[WHAT YOU NEED TO DO]
Copy the records below exactly as they appear.

(Data entries)
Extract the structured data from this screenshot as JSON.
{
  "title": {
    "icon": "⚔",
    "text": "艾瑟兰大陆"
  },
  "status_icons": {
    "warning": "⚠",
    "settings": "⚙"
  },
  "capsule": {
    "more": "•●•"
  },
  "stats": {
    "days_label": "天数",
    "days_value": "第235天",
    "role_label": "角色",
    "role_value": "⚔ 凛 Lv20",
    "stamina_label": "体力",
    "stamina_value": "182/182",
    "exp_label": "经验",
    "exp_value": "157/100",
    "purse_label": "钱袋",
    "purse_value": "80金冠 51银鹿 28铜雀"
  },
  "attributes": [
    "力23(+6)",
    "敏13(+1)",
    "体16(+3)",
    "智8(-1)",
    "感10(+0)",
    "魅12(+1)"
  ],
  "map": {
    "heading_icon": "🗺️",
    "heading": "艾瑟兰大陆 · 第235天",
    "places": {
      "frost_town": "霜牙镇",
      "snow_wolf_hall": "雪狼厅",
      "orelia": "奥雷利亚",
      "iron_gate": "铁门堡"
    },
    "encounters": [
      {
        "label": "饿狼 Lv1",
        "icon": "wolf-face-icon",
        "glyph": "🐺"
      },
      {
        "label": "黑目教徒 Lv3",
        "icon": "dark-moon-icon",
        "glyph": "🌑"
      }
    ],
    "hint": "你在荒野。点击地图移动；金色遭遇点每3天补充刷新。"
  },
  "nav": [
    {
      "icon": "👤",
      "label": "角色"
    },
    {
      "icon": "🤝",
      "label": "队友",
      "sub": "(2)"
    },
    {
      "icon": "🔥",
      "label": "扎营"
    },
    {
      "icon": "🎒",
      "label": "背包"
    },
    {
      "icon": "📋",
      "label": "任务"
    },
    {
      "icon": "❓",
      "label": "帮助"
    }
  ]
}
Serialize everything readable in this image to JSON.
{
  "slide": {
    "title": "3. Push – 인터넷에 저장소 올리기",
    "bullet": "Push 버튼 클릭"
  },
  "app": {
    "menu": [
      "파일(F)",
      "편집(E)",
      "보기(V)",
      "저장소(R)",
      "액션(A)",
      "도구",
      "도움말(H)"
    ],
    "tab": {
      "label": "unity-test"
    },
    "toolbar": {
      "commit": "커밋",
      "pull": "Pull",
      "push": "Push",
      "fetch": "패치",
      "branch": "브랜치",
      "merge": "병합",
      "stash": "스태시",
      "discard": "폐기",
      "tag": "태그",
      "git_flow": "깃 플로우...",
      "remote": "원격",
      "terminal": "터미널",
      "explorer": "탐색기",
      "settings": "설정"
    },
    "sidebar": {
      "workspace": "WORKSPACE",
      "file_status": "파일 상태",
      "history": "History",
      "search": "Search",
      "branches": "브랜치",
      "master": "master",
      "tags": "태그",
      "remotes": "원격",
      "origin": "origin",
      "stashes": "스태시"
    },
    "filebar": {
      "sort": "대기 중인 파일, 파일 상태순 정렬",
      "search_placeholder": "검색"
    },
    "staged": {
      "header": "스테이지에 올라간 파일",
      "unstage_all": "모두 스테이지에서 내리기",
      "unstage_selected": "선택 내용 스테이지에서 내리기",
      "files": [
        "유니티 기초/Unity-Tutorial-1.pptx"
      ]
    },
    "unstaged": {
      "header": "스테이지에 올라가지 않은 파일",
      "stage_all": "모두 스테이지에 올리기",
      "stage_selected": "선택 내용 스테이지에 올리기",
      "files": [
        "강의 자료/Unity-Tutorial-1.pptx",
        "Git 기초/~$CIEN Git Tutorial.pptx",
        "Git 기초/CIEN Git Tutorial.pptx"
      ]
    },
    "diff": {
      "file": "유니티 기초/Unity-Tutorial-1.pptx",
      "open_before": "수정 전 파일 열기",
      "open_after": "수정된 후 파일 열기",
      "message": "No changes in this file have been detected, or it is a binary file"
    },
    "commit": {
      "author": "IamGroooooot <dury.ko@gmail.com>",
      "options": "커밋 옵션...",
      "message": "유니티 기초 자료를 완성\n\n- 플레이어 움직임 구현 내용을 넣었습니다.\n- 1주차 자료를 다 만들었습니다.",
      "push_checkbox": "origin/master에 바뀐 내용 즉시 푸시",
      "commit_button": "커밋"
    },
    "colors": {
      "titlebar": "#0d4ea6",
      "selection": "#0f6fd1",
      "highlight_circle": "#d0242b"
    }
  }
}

[OUTPUT OF THE TASK]
Extract the structured data from this screenshot as JSON.
{
  "title": {
    "icon": "⚔",
    "text": "艾瑟兰大陆"
  },
  "status_icons": {
    "warning": "⚠",
    "settings": "⚙"
  },
  "capsule": {
    "more": "•●•"
  },
  "stats": {
    "days_label": "天数",
    "days_value": "第235天",
    "role_label": "角色",
    "role_value": "⚔ 凛 Lv20",
    "stamina_label": "体力",
    "stamina_value": "182/182",
    "exp_label": "经验",
    "exp_value": "157/100",
    "purse_label": "钱袋",
    "purse_value": "80金冠 51银鹿 28铜雀"
  },
  "attributes": [
    "力23(+6)",
    "敏13(+1)",
    "体16(+3)",
    "智8(-1)",
    "感10(+0)",
    "魅12(+1)"
  ],
  "map": {
    "heading_icon": "🗺️",
    "heading": "艾瑟兰大陆 · 第235天",
    "places": {
      "frost_town": "霜牙镇",
      "snow_wolf_hall": "雪狼厅",
      "orelia": "奥雷利亚",
      "iron_gate": "铁门堡"
    },
    "encounters": [
      {
        "label": "饿狼 Lv1",
        "icon": "wolf-face-icon",
        "glyph": "🐺"
      },
      {
        "label": "黑目教徒 Lv3",
        "icon": "dark-moon-icon",
        "glyph": "🌑"
      }
    ],
    "hint": "你在荒野。点击地图移动；金色遭遇点每3天补充刷新。"
  },
  "nav": [
    {
      "icon": "👤",
      "label": "角色"
    },
    {
      "icon": "🤝",
      "label": "队友",
      "sub": "(2)"
    },
    {
      "icon": "🔥",
      "label": "扎营"
    },
    {
      "icon": "🎒",
      "label": "背包"
    },
    {
      "icon": "📋",
      "label": "任务"
    },
    {
      "icon": "❓",
      "label": "帮助"
    }
  ]
}
Serialize everything readable in this image to JSON.
{
  "slide": {
    "title": "3. Push – 인터넷에 저장소 올리기",
    "bullet": "Push 버튼 클릭"
  },
  "app": {
    "menu": [
      "파일(F)",
      "편집(E)",
      "보기(V)",
      "저장소(R)",
      "액션(A)",
      "도구",
      "도움말(H)"
    ],
    "tab": {
      "label": "unity-test"
    },
    "toolbar": {
      "commit": "커밋",
      "pull": "Pull",
      "push": "Push",
      "fetch": "패치",
      "branch": "브랜치",
      "merge": "병합",
      "stash": "스태시",
      "discard": "폐기",
      "tag": "태그",
      "git_flow": "깃 플로우...",
      "remote": "원격",
      "terminal": "터미널",
      "explorer": "탐색기",
      "settings": "설정"
    },
    "sidebar": {
      "workspace": "WORKSPACE",
      "file_status": "파일 상태",
      "history": "History",
      "search": "Search",
      "branches": "브랜치",
      "master": "master",
      "tags": "태그",
      "remotes": "원격",
      "origin": "origin",
      "stashes": "스태시"
    },
    "filebar": {
      "sort": "대기 중인 파일, 파일 상태순 정렬",
      "search_placeholder": "검색"
    },
    "staged": {
      "header": "스테이지에 올라간 파일",
      "unstage_all": "모두 스테이지에서 내리기",
      "unstage_selected": "선택 내용 스테이지에서 내리기",
      "files": [
        "유니티 기초/Unity-Tutorial-1.pptx"
      ]
    },
    "unstaged": {
      "header": "스테이지에 올라가지 않은 파일",
      "stage_all": "모두 스테이지에 올리기",
      "stage_selected": "선택 내용 스테이지에 올리기",
      "files": [
        "강의 자료/Unity-Tutorial-1.pptx",
        "Git 기초/~$CIEN Git Tutorial.pptx",
        "Git 기초/CIEN Git Tutorial.pptx"
      ]
    },
    "diff": {
      "file": "유니티 기초/Unity-Tutorial-1.pptx",
      "open_before": "수정 전 파일 열기",
      "open_after": "수정된 후 파일 열기",
      "message": "No changes in this file have been detected, or it is a binary file"
    },
    "commit": {
      "author": "IamGroooooot <dury.ko@gmail.com>",
      "options": "커밋 옵션...",
      "message": "유니티 기초 자료를 완성\n\n- 플레이어 움직임 구현 내용을 넣었습니다.\n- 1주차 자료를 다 만들었습니다.",
      "push_checkbox": "origin/master에 바뀐 내용 즉시 푸시",
      "commit_button": "커밋"
    },
    "colors": {
      "titlebar": "#0d4ea6",
      "selection": "#0f6fd1",
      "highlight_circle": "#d0242b"
    }
  }
}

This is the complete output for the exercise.